[Exercise prompt]: Pick out the lines below with "note" and list them.

(Dataset records)
-- -- --
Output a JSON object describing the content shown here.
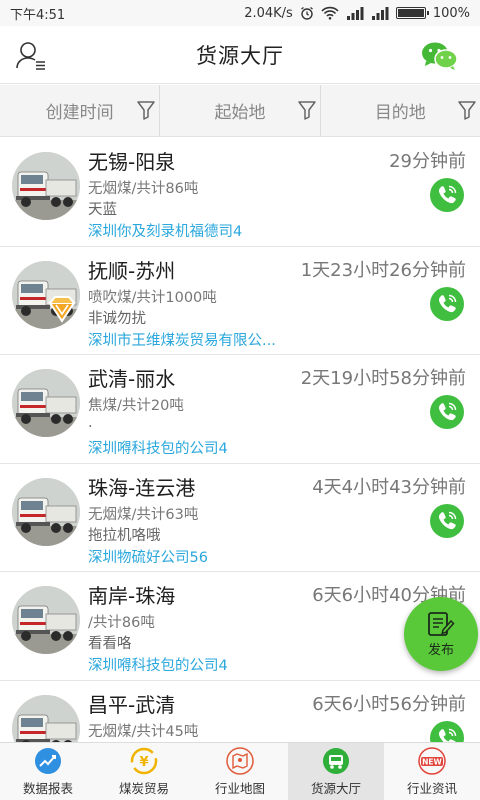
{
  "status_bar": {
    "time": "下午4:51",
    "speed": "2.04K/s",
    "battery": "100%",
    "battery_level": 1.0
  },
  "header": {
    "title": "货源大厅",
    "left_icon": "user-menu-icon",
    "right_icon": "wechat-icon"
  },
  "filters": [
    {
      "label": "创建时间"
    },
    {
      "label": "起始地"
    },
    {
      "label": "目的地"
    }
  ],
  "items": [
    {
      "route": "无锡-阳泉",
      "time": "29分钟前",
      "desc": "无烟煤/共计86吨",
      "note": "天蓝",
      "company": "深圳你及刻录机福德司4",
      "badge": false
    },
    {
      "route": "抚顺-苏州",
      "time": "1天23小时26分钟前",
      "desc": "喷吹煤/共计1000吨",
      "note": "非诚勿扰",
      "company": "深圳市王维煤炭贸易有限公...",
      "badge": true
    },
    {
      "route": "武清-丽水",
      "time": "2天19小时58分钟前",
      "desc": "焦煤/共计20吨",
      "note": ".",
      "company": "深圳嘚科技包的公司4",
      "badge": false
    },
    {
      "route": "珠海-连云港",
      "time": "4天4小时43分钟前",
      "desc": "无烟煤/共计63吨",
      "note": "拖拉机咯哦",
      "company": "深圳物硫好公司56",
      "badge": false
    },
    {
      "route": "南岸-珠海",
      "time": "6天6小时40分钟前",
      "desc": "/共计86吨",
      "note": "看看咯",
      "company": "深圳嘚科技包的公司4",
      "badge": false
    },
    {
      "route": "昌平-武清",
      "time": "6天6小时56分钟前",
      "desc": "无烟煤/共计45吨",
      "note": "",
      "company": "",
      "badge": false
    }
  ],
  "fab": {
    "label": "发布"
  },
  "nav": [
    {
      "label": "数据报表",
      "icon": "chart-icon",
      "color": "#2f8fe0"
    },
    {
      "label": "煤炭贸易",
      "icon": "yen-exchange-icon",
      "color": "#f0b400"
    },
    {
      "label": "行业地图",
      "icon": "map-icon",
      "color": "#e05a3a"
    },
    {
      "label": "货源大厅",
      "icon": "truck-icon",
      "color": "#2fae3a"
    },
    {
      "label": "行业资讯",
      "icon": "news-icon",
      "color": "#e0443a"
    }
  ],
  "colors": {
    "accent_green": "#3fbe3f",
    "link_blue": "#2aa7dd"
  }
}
-- -- --
[Written response]:
      "note": "天蓝",
      "note": "非诚勿扰",
      "note": ".",
      "note": "拖拉机咯哦",
      "note": "看看咯",
      "note": "",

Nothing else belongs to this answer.